[DATA EXTRACT]:
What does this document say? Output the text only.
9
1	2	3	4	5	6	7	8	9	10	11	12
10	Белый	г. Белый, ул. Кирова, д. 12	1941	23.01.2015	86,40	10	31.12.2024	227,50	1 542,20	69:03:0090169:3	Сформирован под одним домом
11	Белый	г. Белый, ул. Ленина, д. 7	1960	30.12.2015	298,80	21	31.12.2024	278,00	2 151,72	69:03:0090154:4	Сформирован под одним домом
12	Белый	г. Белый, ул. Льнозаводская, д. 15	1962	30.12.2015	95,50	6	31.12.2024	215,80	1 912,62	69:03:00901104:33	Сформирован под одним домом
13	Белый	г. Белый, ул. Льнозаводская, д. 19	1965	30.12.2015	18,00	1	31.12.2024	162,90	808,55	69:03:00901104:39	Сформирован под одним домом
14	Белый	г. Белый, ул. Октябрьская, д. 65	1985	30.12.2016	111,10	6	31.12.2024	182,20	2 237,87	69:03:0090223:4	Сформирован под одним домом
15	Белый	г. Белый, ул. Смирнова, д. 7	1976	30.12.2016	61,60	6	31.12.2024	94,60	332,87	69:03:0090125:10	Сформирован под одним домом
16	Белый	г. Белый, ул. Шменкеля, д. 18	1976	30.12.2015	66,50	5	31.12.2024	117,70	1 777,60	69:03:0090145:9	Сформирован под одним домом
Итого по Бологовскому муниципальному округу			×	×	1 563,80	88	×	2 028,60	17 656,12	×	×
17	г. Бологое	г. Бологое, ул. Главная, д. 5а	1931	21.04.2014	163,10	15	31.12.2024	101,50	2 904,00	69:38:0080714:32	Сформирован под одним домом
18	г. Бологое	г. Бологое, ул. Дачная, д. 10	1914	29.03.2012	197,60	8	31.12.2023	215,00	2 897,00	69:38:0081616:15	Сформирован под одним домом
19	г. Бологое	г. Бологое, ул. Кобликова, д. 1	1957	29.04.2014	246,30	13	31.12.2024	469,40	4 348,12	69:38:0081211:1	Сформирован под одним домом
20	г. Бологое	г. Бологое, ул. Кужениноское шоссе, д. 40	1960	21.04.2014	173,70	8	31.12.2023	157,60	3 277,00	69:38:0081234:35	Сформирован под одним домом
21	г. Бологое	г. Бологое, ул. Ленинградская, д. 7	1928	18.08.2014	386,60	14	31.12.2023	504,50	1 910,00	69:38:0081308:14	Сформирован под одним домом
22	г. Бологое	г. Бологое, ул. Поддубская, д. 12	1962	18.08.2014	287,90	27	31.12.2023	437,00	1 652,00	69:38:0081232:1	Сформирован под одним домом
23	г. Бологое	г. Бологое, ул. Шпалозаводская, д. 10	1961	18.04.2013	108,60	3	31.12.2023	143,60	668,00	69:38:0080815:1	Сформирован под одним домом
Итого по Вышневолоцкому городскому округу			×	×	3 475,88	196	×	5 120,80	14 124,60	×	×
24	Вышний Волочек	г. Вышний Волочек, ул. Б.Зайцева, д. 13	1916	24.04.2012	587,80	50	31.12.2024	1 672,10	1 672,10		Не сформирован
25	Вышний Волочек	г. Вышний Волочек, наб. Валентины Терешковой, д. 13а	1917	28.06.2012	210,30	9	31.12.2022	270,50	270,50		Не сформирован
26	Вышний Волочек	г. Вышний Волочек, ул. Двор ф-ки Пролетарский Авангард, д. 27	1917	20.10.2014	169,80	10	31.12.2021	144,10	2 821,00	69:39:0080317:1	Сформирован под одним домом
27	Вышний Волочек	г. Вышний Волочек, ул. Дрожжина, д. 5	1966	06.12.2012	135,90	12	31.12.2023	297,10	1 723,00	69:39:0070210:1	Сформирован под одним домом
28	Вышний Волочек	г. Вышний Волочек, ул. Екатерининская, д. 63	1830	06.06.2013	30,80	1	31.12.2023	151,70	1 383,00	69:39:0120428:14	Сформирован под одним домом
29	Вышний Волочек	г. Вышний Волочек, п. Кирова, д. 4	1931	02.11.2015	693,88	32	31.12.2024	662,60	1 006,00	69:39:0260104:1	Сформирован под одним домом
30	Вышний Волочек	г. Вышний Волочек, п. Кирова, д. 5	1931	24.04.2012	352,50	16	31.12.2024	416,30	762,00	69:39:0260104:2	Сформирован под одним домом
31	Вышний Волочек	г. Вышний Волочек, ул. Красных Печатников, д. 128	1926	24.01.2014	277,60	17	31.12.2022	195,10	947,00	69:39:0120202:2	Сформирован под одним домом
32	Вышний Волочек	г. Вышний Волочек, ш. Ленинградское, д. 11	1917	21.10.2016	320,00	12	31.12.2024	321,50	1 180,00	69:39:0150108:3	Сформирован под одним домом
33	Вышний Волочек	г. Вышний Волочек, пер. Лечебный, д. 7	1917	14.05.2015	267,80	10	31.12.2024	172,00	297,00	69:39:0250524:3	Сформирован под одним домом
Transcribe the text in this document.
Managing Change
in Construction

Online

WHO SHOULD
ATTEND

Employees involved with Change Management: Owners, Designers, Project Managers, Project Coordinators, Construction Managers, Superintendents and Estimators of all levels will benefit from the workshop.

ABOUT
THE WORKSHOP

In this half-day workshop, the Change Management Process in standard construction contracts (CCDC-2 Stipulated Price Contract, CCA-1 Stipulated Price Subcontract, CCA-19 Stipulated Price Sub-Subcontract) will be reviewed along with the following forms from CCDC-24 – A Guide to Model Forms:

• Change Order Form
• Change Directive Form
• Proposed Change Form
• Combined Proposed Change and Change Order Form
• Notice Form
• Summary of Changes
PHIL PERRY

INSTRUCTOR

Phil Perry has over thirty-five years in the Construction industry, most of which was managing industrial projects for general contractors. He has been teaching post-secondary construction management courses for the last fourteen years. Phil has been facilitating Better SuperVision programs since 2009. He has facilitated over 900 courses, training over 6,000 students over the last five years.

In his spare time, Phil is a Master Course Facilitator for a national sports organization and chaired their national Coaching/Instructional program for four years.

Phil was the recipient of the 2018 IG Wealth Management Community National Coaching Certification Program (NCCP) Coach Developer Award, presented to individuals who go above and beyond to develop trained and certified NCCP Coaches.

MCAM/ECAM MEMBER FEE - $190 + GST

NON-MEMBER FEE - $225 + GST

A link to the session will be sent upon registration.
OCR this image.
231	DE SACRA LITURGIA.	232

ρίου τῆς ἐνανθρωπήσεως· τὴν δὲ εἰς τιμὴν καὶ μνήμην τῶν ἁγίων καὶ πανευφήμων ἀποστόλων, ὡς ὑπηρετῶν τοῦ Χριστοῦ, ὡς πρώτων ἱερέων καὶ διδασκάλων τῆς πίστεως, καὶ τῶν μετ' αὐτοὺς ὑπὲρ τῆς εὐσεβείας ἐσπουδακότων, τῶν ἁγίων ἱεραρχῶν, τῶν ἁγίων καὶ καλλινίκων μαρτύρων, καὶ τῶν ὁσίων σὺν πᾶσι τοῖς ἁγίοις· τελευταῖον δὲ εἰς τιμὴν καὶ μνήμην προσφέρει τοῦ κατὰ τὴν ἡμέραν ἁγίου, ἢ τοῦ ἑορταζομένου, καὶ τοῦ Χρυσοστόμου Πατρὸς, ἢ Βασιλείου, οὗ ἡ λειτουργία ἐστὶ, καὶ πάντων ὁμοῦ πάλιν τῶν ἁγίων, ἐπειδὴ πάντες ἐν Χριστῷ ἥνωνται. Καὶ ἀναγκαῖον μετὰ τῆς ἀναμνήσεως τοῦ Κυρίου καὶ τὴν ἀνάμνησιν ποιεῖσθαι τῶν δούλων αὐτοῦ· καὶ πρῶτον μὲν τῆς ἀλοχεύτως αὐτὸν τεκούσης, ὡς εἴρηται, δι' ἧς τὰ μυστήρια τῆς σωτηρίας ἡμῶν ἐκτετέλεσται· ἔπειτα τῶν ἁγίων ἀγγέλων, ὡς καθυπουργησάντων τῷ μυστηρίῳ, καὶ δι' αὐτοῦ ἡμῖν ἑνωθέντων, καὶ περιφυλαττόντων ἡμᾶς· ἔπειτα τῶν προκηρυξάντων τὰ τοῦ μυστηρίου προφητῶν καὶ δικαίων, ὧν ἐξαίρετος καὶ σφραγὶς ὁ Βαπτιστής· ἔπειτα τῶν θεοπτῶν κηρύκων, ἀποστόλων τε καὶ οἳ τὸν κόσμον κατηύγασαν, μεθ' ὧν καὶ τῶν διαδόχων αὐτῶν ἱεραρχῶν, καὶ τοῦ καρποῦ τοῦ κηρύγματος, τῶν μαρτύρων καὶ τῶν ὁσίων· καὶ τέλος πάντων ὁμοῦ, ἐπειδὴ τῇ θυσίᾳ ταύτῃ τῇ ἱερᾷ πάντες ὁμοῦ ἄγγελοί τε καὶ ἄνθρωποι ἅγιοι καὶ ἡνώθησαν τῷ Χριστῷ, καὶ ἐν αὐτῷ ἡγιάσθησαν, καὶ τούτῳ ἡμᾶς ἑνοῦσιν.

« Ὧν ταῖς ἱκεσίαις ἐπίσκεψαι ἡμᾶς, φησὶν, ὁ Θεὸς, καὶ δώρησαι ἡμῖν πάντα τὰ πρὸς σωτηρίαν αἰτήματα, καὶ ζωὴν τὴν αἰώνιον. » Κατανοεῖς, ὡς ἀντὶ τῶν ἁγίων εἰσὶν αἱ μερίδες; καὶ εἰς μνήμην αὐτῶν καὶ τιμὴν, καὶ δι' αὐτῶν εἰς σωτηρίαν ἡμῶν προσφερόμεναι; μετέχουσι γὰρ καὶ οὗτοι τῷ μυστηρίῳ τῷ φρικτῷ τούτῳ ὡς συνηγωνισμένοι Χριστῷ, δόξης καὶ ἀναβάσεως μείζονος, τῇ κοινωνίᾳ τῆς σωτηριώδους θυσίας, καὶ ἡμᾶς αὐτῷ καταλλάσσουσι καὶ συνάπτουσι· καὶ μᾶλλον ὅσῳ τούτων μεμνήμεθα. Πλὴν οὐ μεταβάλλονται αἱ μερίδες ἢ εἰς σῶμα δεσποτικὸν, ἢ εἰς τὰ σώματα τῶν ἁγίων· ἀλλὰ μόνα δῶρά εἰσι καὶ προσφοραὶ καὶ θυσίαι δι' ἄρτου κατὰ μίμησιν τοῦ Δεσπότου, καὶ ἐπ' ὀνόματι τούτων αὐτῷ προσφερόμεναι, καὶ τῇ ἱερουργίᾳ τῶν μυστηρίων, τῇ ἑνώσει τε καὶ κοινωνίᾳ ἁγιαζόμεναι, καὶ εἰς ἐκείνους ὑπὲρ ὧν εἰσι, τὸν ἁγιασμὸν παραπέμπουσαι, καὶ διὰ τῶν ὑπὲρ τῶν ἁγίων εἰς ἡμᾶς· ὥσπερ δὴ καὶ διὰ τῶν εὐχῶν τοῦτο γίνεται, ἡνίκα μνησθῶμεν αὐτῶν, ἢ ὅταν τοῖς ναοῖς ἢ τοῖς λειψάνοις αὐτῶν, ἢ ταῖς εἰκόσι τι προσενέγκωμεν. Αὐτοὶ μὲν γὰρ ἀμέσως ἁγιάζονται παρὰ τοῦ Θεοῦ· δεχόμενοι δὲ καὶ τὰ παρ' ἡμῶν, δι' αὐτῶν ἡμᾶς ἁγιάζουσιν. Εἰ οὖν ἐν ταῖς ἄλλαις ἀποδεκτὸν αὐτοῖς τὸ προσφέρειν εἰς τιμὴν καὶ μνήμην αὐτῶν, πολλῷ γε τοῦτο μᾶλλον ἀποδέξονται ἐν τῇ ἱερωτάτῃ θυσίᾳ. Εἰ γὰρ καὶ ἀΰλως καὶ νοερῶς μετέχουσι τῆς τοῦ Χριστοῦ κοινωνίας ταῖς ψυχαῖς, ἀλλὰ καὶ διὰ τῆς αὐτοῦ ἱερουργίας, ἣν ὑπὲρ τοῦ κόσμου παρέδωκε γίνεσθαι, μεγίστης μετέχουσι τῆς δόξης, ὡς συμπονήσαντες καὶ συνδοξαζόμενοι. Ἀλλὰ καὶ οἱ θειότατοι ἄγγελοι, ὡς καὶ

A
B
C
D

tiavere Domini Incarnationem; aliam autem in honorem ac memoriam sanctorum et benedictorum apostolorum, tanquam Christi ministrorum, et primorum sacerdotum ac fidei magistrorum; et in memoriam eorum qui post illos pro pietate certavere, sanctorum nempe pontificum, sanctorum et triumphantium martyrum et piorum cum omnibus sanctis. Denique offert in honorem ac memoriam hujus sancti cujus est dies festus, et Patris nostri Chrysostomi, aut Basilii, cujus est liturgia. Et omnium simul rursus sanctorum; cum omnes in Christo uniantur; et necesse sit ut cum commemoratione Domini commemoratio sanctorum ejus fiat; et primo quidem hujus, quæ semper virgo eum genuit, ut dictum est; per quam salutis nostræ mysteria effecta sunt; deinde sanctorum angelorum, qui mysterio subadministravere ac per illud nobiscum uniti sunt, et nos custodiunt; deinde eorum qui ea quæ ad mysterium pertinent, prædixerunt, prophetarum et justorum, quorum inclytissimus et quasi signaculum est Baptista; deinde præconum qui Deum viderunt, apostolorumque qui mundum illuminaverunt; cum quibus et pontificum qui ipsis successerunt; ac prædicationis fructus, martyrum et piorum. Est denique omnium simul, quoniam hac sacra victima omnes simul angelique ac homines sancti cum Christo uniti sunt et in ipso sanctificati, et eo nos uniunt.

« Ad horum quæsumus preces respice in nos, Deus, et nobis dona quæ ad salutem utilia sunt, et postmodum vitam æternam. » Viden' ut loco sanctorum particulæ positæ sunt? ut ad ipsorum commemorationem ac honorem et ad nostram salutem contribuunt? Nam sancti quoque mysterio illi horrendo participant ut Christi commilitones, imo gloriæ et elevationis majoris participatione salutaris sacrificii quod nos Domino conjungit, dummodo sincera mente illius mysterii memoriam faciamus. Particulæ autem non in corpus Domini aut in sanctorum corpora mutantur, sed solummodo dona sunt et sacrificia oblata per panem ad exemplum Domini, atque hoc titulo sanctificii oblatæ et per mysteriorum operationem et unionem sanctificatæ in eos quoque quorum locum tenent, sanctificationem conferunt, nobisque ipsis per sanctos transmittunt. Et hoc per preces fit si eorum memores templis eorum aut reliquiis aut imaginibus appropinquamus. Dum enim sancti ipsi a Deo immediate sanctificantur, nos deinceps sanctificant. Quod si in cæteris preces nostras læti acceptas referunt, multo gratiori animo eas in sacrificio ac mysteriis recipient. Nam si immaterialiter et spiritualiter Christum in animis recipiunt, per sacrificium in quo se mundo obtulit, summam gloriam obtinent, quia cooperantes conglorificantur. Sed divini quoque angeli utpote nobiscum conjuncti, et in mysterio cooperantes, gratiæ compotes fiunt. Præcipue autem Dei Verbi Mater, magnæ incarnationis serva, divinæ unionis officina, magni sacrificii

[STATED GOAL]: Check each line of the entries for the string "will". Copy the lines that have it.

[EXERCISE SOLUTION]:
Employees involved with Change Management: Owners, Designers, Project Managers, Project Coordinators, Construction Managers, Superintendents and Estimators of all levels will benefit from the workshop.
In this half-day workshop, the Change Management Process in standard construction contracts (CCDC-2 Stipulated Price Contract, CCA-1 Stipulated Price Subcontract, CCA-19 Stipulated Price Sub-Subcontract) will be reviewed along with the following forms from CCDC-24 – A Guide to Model Forms:
A link to the session will be sent upon registration.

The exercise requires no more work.